[Saved entries]
————
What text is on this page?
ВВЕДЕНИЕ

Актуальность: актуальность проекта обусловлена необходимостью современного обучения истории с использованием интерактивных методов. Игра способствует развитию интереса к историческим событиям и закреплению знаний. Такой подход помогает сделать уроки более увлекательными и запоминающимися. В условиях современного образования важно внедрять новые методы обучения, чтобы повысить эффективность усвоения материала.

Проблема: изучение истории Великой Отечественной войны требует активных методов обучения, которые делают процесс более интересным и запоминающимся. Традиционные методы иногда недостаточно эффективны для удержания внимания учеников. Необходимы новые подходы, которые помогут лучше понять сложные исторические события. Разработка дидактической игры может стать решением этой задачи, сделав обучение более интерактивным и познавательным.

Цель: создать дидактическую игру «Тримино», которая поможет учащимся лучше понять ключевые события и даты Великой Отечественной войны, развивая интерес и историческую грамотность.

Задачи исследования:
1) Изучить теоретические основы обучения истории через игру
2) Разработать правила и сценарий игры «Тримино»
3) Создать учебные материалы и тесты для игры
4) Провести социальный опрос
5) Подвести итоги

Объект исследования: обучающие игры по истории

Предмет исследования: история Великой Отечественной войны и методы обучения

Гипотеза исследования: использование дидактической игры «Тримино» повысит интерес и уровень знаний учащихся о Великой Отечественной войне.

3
————
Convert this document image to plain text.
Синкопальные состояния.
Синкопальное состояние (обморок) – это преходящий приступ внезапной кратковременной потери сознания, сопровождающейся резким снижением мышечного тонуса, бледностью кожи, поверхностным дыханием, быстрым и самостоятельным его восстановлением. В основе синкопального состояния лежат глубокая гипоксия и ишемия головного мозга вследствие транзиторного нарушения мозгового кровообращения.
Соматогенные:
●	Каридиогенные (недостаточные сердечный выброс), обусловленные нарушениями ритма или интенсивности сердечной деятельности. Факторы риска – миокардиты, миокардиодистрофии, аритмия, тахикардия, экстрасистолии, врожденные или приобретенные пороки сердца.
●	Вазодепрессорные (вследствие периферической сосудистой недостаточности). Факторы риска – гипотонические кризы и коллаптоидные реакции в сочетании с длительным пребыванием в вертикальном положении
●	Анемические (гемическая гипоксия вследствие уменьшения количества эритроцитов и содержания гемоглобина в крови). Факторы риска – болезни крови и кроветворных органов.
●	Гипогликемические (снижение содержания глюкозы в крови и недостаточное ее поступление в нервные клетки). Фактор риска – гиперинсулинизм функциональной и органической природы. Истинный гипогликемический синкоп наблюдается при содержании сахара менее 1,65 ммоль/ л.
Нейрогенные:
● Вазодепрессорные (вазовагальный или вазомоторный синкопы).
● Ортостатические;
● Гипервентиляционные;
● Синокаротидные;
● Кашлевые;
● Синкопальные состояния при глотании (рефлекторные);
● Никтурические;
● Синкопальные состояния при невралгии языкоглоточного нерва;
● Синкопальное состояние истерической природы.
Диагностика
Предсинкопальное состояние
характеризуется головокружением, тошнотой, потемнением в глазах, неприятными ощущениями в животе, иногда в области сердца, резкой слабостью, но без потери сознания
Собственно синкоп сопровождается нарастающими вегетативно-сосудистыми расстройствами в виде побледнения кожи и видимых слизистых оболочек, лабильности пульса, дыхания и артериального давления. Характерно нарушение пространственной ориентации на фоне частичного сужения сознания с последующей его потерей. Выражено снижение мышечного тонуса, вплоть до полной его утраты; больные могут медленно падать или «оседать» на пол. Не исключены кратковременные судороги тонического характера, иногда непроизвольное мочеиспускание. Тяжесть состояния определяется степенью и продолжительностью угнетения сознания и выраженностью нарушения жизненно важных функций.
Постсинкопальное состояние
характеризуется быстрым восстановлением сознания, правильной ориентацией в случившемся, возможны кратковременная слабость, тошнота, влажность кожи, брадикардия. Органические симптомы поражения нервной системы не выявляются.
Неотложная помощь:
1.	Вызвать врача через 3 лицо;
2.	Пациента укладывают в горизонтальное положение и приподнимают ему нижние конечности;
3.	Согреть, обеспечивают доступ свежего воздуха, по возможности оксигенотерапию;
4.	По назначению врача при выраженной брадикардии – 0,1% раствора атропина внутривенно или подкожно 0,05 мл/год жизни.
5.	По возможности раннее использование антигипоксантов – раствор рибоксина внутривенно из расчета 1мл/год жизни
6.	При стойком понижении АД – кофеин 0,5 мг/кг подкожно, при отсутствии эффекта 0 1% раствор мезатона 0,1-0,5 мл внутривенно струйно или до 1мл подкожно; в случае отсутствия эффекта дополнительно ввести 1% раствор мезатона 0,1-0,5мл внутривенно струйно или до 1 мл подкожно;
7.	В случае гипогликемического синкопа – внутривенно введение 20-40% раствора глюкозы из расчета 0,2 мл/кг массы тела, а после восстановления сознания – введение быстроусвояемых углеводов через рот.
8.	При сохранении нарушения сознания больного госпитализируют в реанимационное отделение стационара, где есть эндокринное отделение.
————
Select from the material above each line in which the string "случае" appears, and list those lines.

# [Complete response]
6.	При стойком понижении АД – кофеин 0,5 мг/кг подкожно, при отсутствии эффекта 0 1% раствор мезатона 0,1-0,5 мл внутривенно струйно или до 1мл подкожно; в случае отсутствия эффекта дополнительно ввести 1% раствор мезатона 0,1-0,5мл внутривенно струйно или до 1 мл подкожно;
7.	В случае гипогликемического синкопа – внутривенно введение 20-40% раствора глюкозы из расчета 0,2 мл/кг массы тела, а после восстановления сознания – введение быстроусвояемых углеводов через рот.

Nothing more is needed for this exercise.